#### Records ####

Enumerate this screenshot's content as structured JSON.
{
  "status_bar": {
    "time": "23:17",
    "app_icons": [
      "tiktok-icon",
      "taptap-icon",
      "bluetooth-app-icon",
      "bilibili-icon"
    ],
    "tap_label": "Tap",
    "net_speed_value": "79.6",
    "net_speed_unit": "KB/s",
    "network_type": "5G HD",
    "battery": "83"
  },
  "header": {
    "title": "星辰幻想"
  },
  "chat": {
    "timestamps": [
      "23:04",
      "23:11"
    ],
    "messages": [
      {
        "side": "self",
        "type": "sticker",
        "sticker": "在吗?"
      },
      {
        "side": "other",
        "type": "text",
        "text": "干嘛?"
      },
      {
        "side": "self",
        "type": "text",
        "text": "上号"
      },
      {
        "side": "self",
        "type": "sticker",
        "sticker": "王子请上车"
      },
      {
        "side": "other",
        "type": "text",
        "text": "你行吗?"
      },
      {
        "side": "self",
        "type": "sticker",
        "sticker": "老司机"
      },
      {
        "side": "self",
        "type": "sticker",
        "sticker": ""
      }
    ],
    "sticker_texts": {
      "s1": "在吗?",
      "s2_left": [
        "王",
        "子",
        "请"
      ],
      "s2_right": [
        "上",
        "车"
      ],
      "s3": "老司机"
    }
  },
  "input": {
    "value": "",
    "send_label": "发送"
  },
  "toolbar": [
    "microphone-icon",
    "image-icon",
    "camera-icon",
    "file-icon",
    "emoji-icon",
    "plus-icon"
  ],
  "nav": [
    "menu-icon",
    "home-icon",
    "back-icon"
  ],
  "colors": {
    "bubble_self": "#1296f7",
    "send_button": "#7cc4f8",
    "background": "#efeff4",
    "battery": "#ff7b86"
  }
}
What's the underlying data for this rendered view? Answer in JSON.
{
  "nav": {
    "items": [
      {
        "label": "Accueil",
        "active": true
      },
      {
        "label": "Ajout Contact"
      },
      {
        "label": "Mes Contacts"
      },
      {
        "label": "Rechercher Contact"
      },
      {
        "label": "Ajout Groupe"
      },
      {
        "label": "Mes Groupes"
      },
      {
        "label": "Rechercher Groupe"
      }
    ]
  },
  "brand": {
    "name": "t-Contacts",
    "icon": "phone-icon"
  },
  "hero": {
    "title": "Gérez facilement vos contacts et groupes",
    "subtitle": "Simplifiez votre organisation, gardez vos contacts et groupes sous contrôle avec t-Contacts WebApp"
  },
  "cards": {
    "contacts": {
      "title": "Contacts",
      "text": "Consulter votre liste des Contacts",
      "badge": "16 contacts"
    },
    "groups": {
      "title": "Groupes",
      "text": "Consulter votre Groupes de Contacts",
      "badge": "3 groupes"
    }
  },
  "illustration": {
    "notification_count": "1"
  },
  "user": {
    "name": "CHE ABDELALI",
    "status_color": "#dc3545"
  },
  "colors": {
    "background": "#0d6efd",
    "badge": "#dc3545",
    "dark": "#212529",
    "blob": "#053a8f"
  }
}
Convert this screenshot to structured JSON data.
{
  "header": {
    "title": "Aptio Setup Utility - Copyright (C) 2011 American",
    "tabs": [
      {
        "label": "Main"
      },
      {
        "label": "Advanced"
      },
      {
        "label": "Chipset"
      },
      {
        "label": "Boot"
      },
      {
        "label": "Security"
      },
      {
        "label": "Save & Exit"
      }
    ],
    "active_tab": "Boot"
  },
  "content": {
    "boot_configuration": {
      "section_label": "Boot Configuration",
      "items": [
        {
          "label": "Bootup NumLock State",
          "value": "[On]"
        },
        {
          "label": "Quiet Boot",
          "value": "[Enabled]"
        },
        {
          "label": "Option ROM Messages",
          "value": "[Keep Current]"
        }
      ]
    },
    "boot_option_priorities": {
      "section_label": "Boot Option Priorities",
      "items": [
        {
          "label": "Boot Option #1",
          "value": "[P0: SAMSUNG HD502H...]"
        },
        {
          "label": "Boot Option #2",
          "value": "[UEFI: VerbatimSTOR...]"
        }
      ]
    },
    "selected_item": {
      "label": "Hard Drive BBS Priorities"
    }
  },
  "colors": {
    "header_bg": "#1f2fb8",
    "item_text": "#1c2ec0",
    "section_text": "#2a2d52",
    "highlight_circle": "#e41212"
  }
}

####

**Challenge:**
Each line of the material above needs to be quoted exactly, please.

**Complete output:**
Enumerate this screenshot's content as structured JSON.
{
  "status_bar": {
    "time": "23:17",
    "app_icons": [
      "tiktok-icon",
      "taptap-icon",
      "bluetooth-app-icon",
      "bilibili-icon"
    ],
    "tap_label": "Tap",
    "net_speed_value": "79.6",
    "net_speed_unit": "KB/s",
    "network_type": "5G HD",
    "battery": "83"
  },
  "header": {
    "title": "星辰幻想"
  },
  "chat": {
    "timestamps": [
      "23:04",
      "23:11"
    ],
    "messages": [
      {
        "side": "self",
        "type": "sticker",
        "sticker": "在吗?"
      },
      {
        "side": "other",
        "type": "text",
        "text": "干嘛?"
      },
      {
        "side": "self",
        "type": "text",
        "text": "上号"
      },
      {
        "side": "self",
        "type": "sticker",
        "sticker": "王子请上车"
      },
      {
        "side": "other",
        "type": "text",
        "text": "你行吗?"
      },
      {
        "side": "self",
        "type": "sticker",
        "sticker": "老司机"
      },
      {
        "side": "self",
        "type": "sticker",
        "sticker": ""
      }
    ],
    "sticker_texts": {
      "s1": "在吗?",
      "s2_left": [
        "王",
        "子",
        "请"
      ],
      "s2_right": [
        "上",
        "车"
      ],
      "s3": "老司机"
    }
  },
  "input": {
    "value": "",
    "send_label": "发送"
  },
  "toolbar": [
    "microphone-icon",
    "image-icon",
    "camera-icon",
    "file-icon",
    "emoji-icon",
    "plus-icon"
  ],
  "nav": [
    "menu-icon",
    "home-icon",
    "back-icon"
  ],
  "colors": {
    "bubble_self": "#1296f7",
    "send_button": "#7cc4f8",
    "background": "#efeff4",
    "battery": "#ff7b86"
  }
}
What's the underlying data for this rendered view? Answer in JSON.
{
  "nav": {
    "items": [
      {
        "label": "Accueil",
        "active": true
      },
      {
        "label": "Ajout Contact"
      },
      {
        "label": "Mes Contacts"
      },
      {
        "label": "Rechercher Contact"
      },
      {
        "label": "Ajout Groupe"
      },
      {
        "label": "Mes Groupes"
      },
      {
        "label": "Rechercher Groupe"
      }
    ]
  },
  "brand": {
    "name": "t-Contacts",
    "icon": "phone-icon"
  },
  "hero": {
    "title": "Gérez facilement vos contacts et groupes",
    "subtitle": "Simplifiez votre organisation, gardez vos contacts et groupes sous contrôle avec t-Contacts WebApp"
  },
  "cards": {
    "contacts": {
      "title": "Contacts",
      "text": "Consulter votre liste des Contacts",
      "badge": "16 contacts"
    },
    "groups": {
      "title": "Groupes",
      "text": "Consulter votre Groupes de Contacts",
      "badge": "3 groupes"
    }
  },
  "illustration": {
    "notification_count": "1"
  },
  "user": {
    "name": "CHE ABDELALI",
    "status_color": "#dc3545"
  },
  "colors": {
    "background": "#0d6efd",
    "badge": "#dc3545",
    "dark": "#212529",
    "blob": "#053a8f"
  }
}
Convert this screenshot to structured JSON data.
{
  "header": {
    "title": "Aptio Setup Utility - Copyright (C) 2011 American",
    "tabs": [
      {
        "label": "Main"
      },
      {
        "label": "Advanced"
      },
      {
        "label": "Chipset"
      },
      {
        "label": "Boot"
      },
      {
        "label": "Security"
      },
      {
        "label": "Save & Exit"
      }
    ],
    "active_tab": "Boot"
  },
  "content": {
    "boot_configuration": {
      "section_label": "Boot Configuration",
      "items": [
        {
          "label": "Bootup NumLock State",
          "value": "[On]"
        },
        {
          "label": "Quiet Boot",
          "value": "[Enabled]"
        },
        {
          "label": "Option ROM Messages",
          "value": "[Keep Current]"
        }
      ]
    },
    "boot_option_priorities": {
      "section_label": "Boot Option Priorities",
      "items": [
        {
          "label": "Boot Option #1",
          "value": "[P0: SAMSUNG HD502H...]"
        },
        {
          "label": "Boot Option #2",
          "value": "[UEFI: VerbatimSTOR...]"
        }
      ]
    },
    "selected_item": {
      "label": "Hard Drive BBS Priorities"
    }
  },
  "colors": {
    "header_bg": "#1f2fb8",
    "item_text": "#1c2ec0",
    "section_text": "#2a2d52",
    "highlight_circle": "#e41212"
  }
}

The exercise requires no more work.